[TASK MATERIAL]:

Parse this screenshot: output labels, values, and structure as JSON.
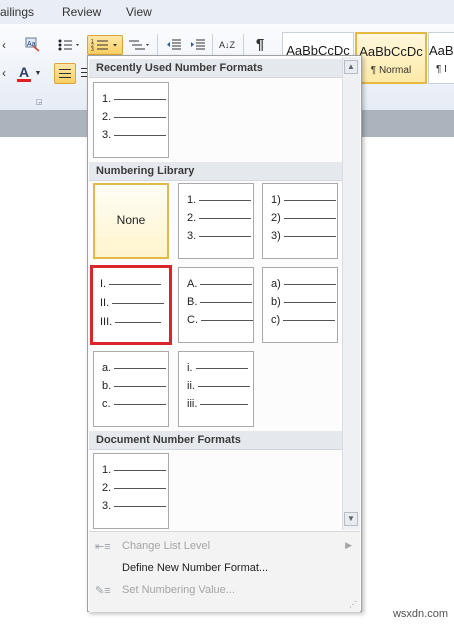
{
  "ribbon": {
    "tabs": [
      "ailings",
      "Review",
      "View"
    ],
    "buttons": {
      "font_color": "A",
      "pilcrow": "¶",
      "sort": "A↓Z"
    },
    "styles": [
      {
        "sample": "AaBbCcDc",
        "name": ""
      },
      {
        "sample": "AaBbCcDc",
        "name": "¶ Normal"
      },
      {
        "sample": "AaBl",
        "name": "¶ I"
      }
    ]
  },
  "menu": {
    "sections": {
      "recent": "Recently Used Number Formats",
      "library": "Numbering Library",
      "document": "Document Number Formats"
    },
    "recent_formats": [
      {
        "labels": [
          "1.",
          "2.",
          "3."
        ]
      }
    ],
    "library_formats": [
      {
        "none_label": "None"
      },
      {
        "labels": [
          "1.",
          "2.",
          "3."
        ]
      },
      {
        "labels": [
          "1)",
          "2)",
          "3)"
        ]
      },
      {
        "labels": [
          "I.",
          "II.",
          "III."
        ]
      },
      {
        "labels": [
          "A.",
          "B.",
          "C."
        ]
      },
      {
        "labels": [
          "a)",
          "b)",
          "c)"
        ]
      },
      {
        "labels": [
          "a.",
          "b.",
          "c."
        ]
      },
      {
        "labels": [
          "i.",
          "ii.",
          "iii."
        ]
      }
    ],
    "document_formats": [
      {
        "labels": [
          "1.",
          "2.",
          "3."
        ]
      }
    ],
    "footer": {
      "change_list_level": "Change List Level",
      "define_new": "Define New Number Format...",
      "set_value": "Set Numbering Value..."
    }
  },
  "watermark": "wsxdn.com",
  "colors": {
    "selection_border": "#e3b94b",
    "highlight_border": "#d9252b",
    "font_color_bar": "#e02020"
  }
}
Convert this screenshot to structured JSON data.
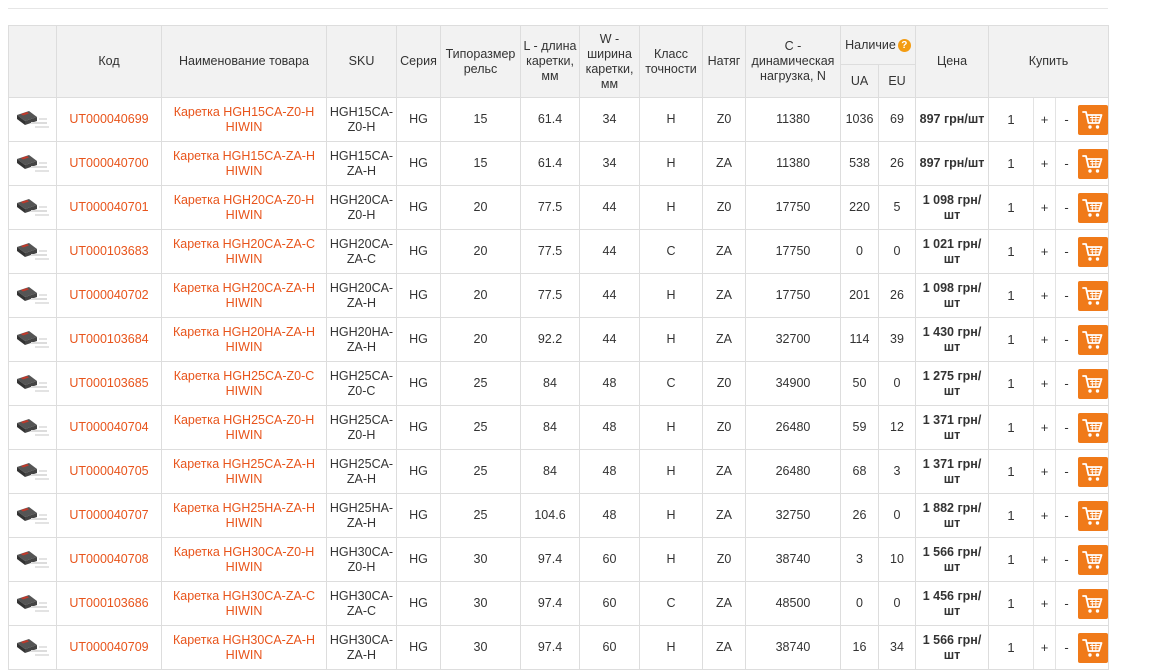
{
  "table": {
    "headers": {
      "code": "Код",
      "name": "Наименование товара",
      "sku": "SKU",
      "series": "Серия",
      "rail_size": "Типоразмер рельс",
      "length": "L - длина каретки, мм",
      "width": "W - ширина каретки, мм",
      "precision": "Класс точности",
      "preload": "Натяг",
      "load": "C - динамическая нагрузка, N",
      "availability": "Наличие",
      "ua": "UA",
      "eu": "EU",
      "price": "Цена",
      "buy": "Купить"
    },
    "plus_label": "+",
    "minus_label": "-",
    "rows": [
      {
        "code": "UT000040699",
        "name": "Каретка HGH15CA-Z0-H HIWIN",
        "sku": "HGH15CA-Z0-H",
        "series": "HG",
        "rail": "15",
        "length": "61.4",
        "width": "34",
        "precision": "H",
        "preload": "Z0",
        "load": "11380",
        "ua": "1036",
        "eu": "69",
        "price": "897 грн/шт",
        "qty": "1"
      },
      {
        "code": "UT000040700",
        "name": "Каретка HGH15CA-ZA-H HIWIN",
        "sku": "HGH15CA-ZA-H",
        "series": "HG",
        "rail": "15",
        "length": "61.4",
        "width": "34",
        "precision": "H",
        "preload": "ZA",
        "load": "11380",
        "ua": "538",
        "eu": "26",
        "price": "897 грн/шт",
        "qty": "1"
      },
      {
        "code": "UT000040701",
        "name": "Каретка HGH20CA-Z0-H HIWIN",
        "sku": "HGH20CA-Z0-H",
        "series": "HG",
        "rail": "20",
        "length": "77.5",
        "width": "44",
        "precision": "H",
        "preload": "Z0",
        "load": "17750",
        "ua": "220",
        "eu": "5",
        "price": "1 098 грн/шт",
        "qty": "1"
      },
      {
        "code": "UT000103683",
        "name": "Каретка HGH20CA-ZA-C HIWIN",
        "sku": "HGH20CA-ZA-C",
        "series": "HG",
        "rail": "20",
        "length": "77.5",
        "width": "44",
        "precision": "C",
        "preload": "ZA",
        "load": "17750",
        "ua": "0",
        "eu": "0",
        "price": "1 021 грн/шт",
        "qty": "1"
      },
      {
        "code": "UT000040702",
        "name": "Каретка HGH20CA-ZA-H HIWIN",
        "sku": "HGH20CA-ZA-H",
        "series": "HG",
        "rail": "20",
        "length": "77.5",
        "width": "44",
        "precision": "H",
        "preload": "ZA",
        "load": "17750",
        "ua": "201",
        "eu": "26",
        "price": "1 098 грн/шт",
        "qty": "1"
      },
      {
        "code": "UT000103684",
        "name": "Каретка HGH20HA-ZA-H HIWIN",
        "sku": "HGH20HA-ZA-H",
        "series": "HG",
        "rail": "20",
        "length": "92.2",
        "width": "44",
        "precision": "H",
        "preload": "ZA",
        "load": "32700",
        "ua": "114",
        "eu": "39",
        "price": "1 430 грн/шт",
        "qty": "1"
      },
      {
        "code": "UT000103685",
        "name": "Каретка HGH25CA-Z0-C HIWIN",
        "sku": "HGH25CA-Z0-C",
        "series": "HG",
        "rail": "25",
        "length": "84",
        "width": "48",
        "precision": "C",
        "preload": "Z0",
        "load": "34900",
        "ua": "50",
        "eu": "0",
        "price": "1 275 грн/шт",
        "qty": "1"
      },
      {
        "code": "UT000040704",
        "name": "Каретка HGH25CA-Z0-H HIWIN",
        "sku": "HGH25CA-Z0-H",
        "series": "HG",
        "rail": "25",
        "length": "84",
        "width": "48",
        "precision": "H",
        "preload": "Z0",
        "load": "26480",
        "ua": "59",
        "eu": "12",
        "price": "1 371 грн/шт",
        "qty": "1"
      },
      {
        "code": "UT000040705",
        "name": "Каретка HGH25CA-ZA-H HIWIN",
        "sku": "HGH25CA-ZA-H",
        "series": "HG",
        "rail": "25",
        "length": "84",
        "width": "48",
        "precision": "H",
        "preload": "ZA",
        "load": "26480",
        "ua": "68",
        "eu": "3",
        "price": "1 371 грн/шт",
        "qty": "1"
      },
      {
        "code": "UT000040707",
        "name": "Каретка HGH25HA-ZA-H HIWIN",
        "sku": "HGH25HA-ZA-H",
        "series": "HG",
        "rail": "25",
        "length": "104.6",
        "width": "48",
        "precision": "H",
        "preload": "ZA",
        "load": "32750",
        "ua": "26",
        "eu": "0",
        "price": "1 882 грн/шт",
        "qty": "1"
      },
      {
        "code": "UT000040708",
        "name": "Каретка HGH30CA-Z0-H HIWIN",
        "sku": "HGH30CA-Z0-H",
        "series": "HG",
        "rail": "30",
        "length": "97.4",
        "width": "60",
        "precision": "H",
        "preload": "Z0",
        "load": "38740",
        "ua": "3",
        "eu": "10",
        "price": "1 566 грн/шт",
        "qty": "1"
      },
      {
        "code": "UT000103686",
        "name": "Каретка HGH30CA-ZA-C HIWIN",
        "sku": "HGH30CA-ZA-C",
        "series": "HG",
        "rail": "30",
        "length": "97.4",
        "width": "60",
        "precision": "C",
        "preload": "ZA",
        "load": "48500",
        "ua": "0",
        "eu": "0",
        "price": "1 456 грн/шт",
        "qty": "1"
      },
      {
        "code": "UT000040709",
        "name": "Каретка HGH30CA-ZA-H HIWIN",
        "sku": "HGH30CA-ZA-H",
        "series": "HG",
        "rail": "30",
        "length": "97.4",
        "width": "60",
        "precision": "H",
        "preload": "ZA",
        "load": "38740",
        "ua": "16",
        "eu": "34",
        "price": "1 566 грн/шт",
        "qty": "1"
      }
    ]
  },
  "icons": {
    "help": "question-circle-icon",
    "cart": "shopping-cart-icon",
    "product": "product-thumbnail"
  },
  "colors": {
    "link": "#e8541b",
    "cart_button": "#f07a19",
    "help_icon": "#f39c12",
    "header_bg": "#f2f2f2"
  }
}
...
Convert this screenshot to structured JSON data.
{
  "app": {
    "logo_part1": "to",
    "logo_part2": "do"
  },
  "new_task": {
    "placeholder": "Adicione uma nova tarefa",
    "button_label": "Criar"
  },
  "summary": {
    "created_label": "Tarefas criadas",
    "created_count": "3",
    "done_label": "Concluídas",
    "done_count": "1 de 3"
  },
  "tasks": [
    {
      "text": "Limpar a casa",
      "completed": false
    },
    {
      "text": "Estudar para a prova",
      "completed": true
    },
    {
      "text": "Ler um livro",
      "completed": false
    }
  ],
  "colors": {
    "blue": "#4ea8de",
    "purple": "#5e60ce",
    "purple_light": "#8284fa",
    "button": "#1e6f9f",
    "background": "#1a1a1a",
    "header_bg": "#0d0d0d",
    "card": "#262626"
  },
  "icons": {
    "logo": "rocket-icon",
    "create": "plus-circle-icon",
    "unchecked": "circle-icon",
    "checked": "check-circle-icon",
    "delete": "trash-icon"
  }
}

[WORK TO DO]:
Among the lines above, count those containing the word "каретки" and give nothing but the result.

[SOLUTION FOR THIS PROBLEM]:
2